(Dataset items)
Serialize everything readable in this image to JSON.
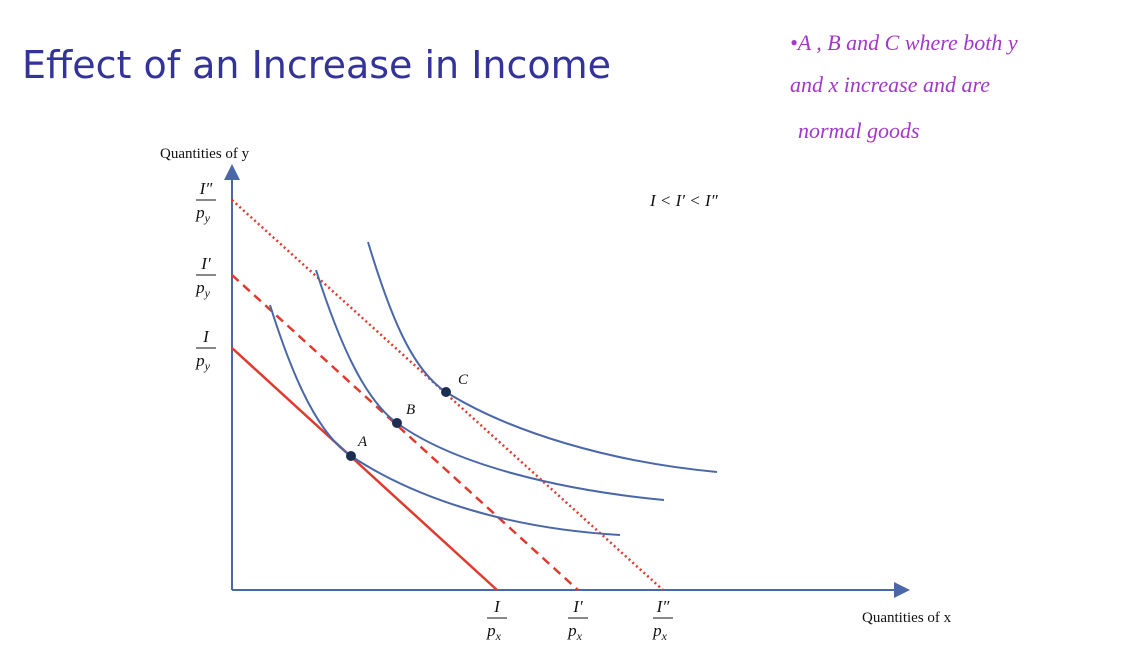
{
  "title": "Effect of an Increase in Income",
  "note": {
    "lines": [
      "•A , B and C where both y",
      "and x increase and are",
      "normal goods"
    ]
  },
  "diagram": {
    "y_axis_label": "Quantities of y",
    "x_axis_label": "Quantities of x",
    "relation": "I < I′ < I″",
    "y_intercepts": [
      {
        "numerator": "I″",
        "denominator": "p",
        "subscript": "y"
      },
      {
        "numerator": "I′",
        "denominator": "p",
        "subscript": "y"
      },
      {
        "numerator": "I",
        "denominator": "p",
        "subscript": "y"
      }
    ],
    "x_intercepts": [
      {
        "numerator": "I",
        "denominator": "p",
        "subscript": "x"
      },
      {
        "numerator": "I′",
        "denominator": "p",
        "subscript": "x"
      },
      {
        "numerator": "I″",
        "denominator": "p",
        "subscript": "x"
      }
    ],
    "points": [
      "A",
      "B",
      "C"
    ]
  }
}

Task goal ::
Copy every line of the data exactly as written, excluding the pictures.

The reply ::
Serialize everything readable in this image to JSON.
{
  "title": "Effect of an Increase in Income",
  "note": {
    "lines": [
      "•A , B and C where both y",
      "and x increase and are",
      "normal goods"
    ]
  },
  "diagram": {
    "y_axis_label": "Quantities of y",
    "x_axis_label": "Quantities of x",
    "relation": "I < I′ < I″",
    "y_intercepts": [
      {
        "numerator": "I″",
        "denominator": "p",
        "subscript": "y"
      },
      {
        "numerator": "I′",
        "denominator": "p",
        "subscript": "y"
      },
      {
        "numerator": "I",
        "denominator": "p",
        "subscript": "y"
      }
    ],
    "x_intercepts": [
      {
        "numerator": "I",
        "denominator": "p",
        "subscript": "x"
      },
      {
        "numerator": "I′",
        "denominator": "p",
        "subscript": "x"
      },
      {
        "numerator": "I″",
        "denominator": "p",
        "subscript": "x"
      }
    ],
    "points": [
      "A",
      "B",
      "C"
    ]
  }
}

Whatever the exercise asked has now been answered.